● **Figure content listings**
►
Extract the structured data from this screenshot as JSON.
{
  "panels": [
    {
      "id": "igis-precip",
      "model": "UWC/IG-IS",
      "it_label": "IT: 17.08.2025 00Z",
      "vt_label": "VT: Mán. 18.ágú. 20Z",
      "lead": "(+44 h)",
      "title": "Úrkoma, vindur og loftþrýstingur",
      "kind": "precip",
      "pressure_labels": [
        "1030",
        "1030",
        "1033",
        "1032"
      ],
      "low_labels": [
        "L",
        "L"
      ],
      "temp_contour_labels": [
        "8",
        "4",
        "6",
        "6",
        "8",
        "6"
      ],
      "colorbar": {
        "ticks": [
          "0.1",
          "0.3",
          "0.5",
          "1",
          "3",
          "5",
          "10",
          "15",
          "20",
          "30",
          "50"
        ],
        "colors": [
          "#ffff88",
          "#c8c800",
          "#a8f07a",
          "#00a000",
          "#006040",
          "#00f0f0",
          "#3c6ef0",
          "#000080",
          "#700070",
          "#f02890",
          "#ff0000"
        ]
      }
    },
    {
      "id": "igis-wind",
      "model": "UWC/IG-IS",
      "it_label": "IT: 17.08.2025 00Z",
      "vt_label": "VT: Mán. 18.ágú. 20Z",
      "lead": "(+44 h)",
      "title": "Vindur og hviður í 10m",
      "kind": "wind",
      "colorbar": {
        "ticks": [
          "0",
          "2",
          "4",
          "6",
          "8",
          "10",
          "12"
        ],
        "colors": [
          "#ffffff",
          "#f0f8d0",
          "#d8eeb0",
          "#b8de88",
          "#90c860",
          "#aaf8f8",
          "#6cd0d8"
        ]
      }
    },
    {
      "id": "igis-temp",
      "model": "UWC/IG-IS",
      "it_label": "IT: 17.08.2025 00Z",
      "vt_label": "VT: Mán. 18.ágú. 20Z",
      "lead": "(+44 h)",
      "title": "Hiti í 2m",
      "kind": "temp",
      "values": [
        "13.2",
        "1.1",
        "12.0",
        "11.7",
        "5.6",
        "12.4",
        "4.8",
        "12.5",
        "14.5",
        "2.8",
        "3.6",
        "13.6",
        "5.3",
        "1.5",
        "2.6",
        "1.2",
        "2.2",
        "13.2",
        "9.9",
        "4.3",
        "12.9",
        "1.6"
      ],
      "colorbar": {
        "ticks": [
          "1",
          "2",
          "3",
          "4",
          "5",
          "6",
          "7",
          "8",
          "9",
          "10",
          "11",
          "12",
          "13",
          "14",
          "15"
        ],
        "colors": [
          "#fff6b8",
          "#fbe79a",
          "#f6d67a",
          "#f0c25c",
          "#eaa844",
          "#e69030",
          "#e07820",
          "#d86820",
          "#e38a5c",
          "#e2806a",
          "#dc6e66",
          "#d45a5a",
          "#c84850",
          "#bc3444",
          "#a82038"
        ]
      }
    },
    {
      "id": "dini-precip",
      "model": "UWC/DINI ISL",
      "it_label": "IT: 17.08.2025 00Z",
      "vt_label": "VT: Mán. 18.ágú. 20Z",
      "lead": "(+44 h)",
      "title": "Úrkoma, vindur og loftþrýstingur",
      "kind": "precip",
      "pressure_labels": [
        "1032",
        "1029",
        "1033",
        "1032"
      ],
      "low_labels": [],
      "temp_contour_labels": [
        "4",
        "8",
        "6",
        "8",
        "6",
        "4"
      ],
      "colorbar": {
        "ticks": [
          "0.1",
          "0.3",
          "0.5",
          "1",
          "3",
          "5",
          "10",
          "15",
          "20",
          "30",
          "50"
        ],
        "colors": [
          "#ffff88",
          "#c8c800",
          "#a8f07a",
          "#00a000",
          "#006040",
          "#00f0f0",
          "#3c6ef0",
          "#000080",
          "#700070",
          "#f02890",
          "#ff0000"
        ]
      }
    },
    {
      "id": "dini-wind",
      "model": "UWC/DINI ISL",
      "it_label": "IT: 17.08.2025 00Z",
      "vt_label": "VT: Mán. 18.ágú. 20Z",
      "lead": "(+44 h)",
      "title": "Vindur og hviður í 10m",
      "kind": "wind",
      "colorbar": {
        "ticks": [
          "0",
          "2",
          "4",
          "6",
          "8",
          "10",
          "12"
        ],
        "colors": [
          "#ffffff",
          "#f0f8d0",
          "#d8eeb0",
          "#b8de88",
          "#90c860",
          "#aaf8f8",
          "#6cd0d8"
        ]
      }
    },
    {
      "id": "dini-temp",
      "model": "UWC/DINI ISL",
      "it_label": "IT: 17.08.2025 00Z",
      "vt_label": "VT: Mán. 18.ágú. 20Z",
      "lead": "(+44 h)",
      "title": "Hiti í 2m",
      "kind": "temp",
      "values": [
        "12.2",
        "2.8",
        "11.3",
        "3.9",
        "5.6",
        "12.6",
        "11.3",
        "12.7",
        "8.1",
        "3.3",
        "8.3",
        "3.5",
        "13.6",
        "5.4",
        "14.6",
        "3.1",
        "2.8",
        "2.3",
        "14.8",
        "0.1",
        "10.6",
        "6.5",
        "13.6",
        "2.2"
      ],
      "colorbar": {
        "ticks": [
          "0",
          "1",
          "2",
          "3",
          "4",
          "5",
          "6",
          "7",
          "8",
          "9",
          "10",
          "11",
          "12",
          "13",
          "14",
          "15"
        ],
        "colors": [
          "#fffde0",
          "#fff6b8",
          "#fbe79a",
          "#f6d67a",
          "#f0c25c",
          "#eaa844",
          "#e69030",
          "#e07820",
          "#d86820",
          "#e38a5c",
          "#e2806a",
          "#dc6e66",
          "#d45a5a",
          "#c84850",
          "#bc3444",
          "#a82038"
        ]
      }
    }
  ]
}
◄
● **Required task**
Copy all the records above precisely.

● **Final answer**
Extract the structured data from this screenshot as JSON.
{
  "panels": [
    {
      "id": "igis-precip",
      "model": "UWC/IG-IS",
      "it_label": "IT: 17.08.2025 00Z",
      "vt_label": "VT: Mán. 18.ágú. 20Z",
      "lead": "(+44 h)",
      "title": "Úrkoma, vindur og loftþrýstingur",
      "kind": "precip",
      "pressure_labels": [
        "1030",
        "1030",
        "1033",
        "1032"
      ],
      "low_labels": [
        "L",
        "L"
      ],
      "temp_contour_labels": [
        "8",
        "4",
        "6",
        "6",
        "8",
        "6"
      ],
      "colorbar": {
        "ticks": [
          "0.1",
          "0.3",
          "0.5",
          "1",
          "3",
          "5",
          "10",
          "15",
          "20",
          "30",
          "50"
        ],
        "colors": [
          "#ffff88",
          "#c8c800",
          "#a8f07a",
          "#00a000",
          "#006040",
          "#00f0f0",
          "#3c6ef0",
          "#000080",
          "#700070",
          "#f02890",
          "#ff0000"
        ]
      }
    },
    {
      "id": "igis-wind",
      "model": "UWC/IG-IS",
      "it_label": "IT: 17.08.2025 00Z",
      "vt_label": "VT: Mán. 18.ágú. 20Z",
      "lead": "(+44 h)",
      "title": "Vindur og hviður í 10m",
      "kind": "wind",
      "colorbar": {
        "ticks": [
          "0",
          "2",
          "4",
          "6",
          "8",
          "10",
          "12"
        ],
        "colors": [
          "#ffffff",
          "#f0f8d0",
          "#d8eeb0",
          "#b8de88",
          "#90c860",
          "#aaf8f8",
          "#6cd0d8"
        ]
      }
    },
    {
      "id": "igis-temp",
      "model": "UWC/IG-IS",
      "it_label": "IT: 17.08.2025 00Z",
      "vt_label": "VT: Mán. 18.ágú. 20Z",
      "lead": "(+44 h)",
      "title": "Hiti í 2m",
      "kind": "temp",
      "values": [
        "13.2",
        "1.1",
        "12.0",
        "11.7",
        "5.6",
        "12.4",
        "4.8",
        "12.5",
        "14.5",
        "2.8",
        "3.6",
        "13.6",
        "5.3",
        "1.5",
        "2.6",
        "1.2",
        "2.2",
        "13.2",
        "9.9",
        "4.3",
        "12.9",
        "1.6"
      ],
      "colorbar": {
        "ticks": [
          "1",
          "2",
          "3",
          "4",
          "5",
          "6",
          "7",
          "8",
          "9",
          "10",
          "11",
          "12",
          "13",
          "14",
          "15"
        ],
        "colors": [
          "#fff6b8",
          "#fbe79a",
          "#f6d67a",
          "#f0c25c",
          "#eaa844",
          "#e69030",
          "#e07820",
          "#d86820",
          "#e38a5c",
          "#e2806a",
          "#dc6e66",
          "#d45a5a",
          "#c84850",
          "#bc3444",
          "#a82038"
        ]
      }
    },
    {
      "id": "dini-precip",
      "model": "UWC/DINI ISL",
      "it_label": "IT: 17.08.2025 00Z",
      "vt_label": "VT: Mán. 18.ágú. 20Z",
      "lead": "(+44 h)",
      "title": "Úrkoma, vindur og loftþrýstingur",
      "kind": "precip",
      "pressure_labels": [
        "1032",
        "1029",
        "1033",
        "1032"
      ],
      "low_labels": [],
      "temp_contour_labels": [
        "4",
        "8",
        "6",
        "8",
        "6",
        "4"
      ],
      "colorbar": {
        "ticks": [
          "0.1",
          "0.3",
          "0.5",
          "1",
          "3",
          "5",
          "10",
          "15",
          "20",
          "30",
          "50"
        ],
        "colors": [
          "#ffff88",
          "#c8c800",
          "#a8f07a",
          "#00a000",
          "#006040",
          "#00f0f0",
          "#3c6ef0",
          "#000080",
          "#700070",
          "#f02890",
          "#ff0000"
        ]
      }
    },
    {
      "id": "dini-wind",
      "model": "UWC/DINI ISL",
      "it_label": "IT: 17.08.2025 00Z",
      "vt_label": "VT: Mán. 18.ágú. 20Z",
      "lead": "(+44 h)",
      "title": "Vindur og hviður í 10m",
      "kind": "wind",
      "colorbar": {
        "ticks": [
          "0",
          "2",
          "4",
          "6",
          "8",
          "10",
          "12"
        ],
        "colors": [
          "#ffffff",
          "#f0f8d0",
          "#d8eeb0",
          "#b8de88",
          "#90c860",
          "#aaf8f8",
          "#6cd0d8"
        ]
      }
    },
    {
      "id": "dini-temp",
      "model": "UWC/DINI ISL",
      "it_label": "IT: 17.08.2025 00Z",
      "vt_label": "VT: Mán. 18.ágú. 20Z",
      "lead": "(+44 h)",
      "title": "Hiti í 2m",
      "kind": "temp",
      "values": [
        "12.2",
        "2.8",
        "11.3",
        "3.9",
        "5.6",
        "12.6",
        "11.3",
        "12.7",
        "8.1",
        "3.3",
        "8.3",
        "3.5",
        "13.6",
        "5.4",
        "14.6",
        "3.1",
        "2.8",
        "2.3",
        "14.8",
        "0.1",
        "10.6",
        "6.5",
        "13.6",
        "2.2"
      ],
      "colorbar": {
        "ticks": [
          "0",
          "1",
          "2",
          "3",
          "4",
          "5",
          "6",
          "7",
          "8",
          "9",
          "10",
          "11",
          "12",
          "13",
          "14",
          "15"
        ],
        "colors": [
          "#fffde0",
          "#fff6b8",
          "#fbe79a",
          "#f6d67a",
          "#f0c25c",
          "#eaa844",
          "#e69030",
          "#e07820",
          "#d86820",
          "#e38a5c",
          "#e2806a",
          "#dc6e66",
          "#d45a5a",
          "#c84850",
          "#bc3444",
          "#a82038"
        ]
      }
    }
  ]
}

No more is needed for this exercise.